### Problem
Your job is to retype all of the data word for word, leaving every image out.

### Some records
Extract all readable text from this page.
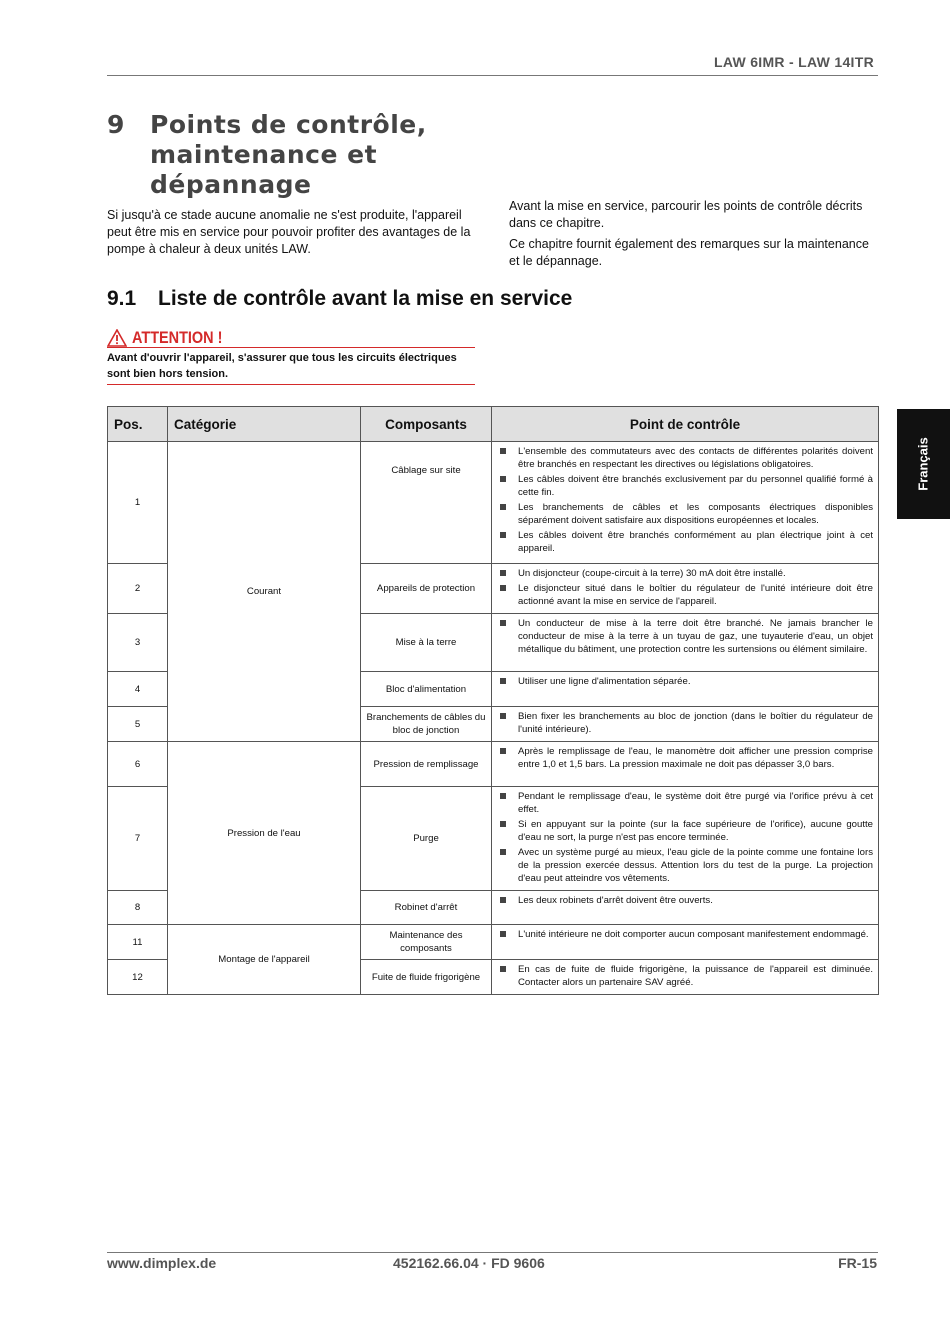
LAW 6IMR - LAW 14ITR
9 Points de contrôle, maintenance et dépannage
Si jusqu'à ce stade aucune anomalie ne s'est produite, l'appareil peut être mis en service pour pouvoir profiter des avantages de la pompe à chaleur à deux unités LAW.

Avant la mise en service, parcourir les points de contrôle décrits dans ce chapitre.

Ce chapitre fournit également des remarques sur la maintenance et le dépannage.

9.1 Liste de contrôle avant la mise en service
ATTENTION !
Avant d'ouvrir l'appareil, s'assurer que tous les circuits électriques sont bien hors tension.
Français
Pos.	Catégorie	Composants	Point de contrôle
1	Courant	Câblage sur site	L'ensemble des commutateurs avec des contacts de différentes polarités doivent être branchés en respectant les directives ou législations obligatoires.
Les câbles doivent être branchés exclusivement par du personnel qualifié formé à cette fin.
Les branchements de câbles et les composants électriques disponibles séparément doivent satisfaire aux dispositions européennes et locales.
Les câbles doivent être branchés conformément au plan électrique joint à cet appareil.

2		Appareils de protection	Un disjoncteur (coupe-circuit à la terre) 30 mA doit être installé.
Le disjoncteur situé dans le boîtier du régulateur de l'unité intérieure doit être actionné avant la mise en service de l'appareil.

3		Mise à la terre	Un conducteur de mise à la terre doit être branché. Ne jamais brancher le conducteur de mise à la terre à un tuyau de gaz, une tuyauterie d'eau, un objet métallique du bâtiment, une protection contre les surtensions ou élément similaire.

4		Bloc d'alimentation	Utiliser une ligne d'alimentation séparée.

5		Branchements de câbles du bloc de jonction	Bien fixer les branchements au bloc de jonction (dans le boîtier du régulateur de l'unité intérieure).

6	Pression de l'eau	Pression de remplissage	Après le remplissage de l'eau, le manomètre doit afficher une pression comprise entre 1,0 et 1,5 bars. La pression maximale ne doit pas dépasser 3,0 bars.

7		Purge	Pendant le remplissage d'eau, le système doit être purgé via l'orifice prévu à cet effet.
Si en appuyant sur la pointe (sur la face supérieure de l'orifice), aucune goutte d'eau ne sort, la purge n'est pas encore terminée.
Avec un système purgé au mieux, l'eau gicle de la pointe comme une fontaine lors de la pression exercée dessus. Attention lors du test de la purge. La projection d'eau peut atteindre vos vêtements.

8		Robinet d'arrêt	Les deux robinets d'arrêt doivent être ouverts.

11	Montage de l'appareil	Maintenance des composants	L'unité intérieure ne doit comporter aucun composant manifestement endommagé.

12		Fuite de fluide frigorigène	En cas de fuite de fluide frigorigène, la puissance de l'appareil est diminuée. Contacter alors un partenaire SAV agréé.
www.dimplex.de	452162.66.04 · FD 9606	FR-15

### Exercise result
Extract all readable text from this page.
LAW 6IMR - LAW 14ITR
9 Points de contrôle, maintenance et dépannage
Si jusqu'à ce stade aucune anomalie ne s'est produite, l'appareil peut être mis en service pour pouvoir profiter des avantages de la pompe à chaleur à deux unités LAW.

Avant la mise en service, parcourir les points de contrôle décrits dans ce chapitre.

Ce chapitre fournit également des remarques sur la maintenance et le dépannage.

9.1 Liste de contrôle avant la mise en service
ATTENTION !
Avant d'ouvrir l'appareil, s'assurer que tous les circuits électriques sont bien hors tension.
Français
Pos.	Catégorie	Composants	Point de contrôle
1	Courant	Câblage sur site	L'ensemble des commutateurs avec des contacts de différentes polarités doivent être branchés en respectant les directives ou législations obligatoires.
Les câbles doivent être branchés exclusivement par du personnel qualifié formé à cette fin.
Les branchements de câbles et les composants électriques disponibles séparément doivent satisfaire aux dispositions européennes et locales.
Les câbles doivent être branchés conformément au plan électrique joint à cet appareil.

2		Appareils de protection	Un disjoncteur (coupe-circuit à la terre) 30 mA doit être installé.
Le disjoncteur situé dans le boîtier du régulateur de l'unité intérieure doit être actionné avant la mise en service de l'appareil.

3		Mise à la terre	Un conducteur de mise à la terre doit être branché. Ne jamais brancher le conducteur de mise à la terre à un tuyau de gaz, une tuyauterie d'eau, un objet métallique du bâtiment, une protection contre les surtensions ou élément similaire.

4		Bloc d'alimentation	Utiliser une ligne d'alimentation séparée.

5		Branchements de câbles du bloc de jonction	Bien fixer les branchements au bloc de jonction (dans le boîtier du régulateur de l'unité intérieure).

6	Pression de l'eau	Pression de remplissage	Après le remplissage de l'eau, le manomètre doit afficher une pression comprise entre 1,0 et 1,5 bars. La pression maximale ne doit pas dépasser 3,0 bars.

7		Purge	Pendant le remplissage d'eau, le système doit être purgé via l'orifice prévu à cet effet.
Si en appuyant sur la pointe (sur la face supérieure de l'orifice), aucune goutte d'eau ne sort, la purge n'est pas encore terminée.
Avec un système purgé au mieux, l'eau gicle de la pointe comme une fontaine lors de la pression exercée dessus. Attention lors du test de la purge. La projection d'eau peut atteindre vos vêtements.

8		Robinet d'arrêt	Les deux robinets d'arrêt doivent être ouverts.

11	Montage de l'appareil	Maintenance des composants	L'unité intérieure ne doit comporter aucun composant manifestement endommagé.

12		Fuite de fluide frigorigène	En cas de fuite de fluide frigorigène, la puissance de l'appareil est diminuée. Contacter alors un partenaire SAV agréé.
www.dimplex.de	452162.66.04 · FD 9606	FR-15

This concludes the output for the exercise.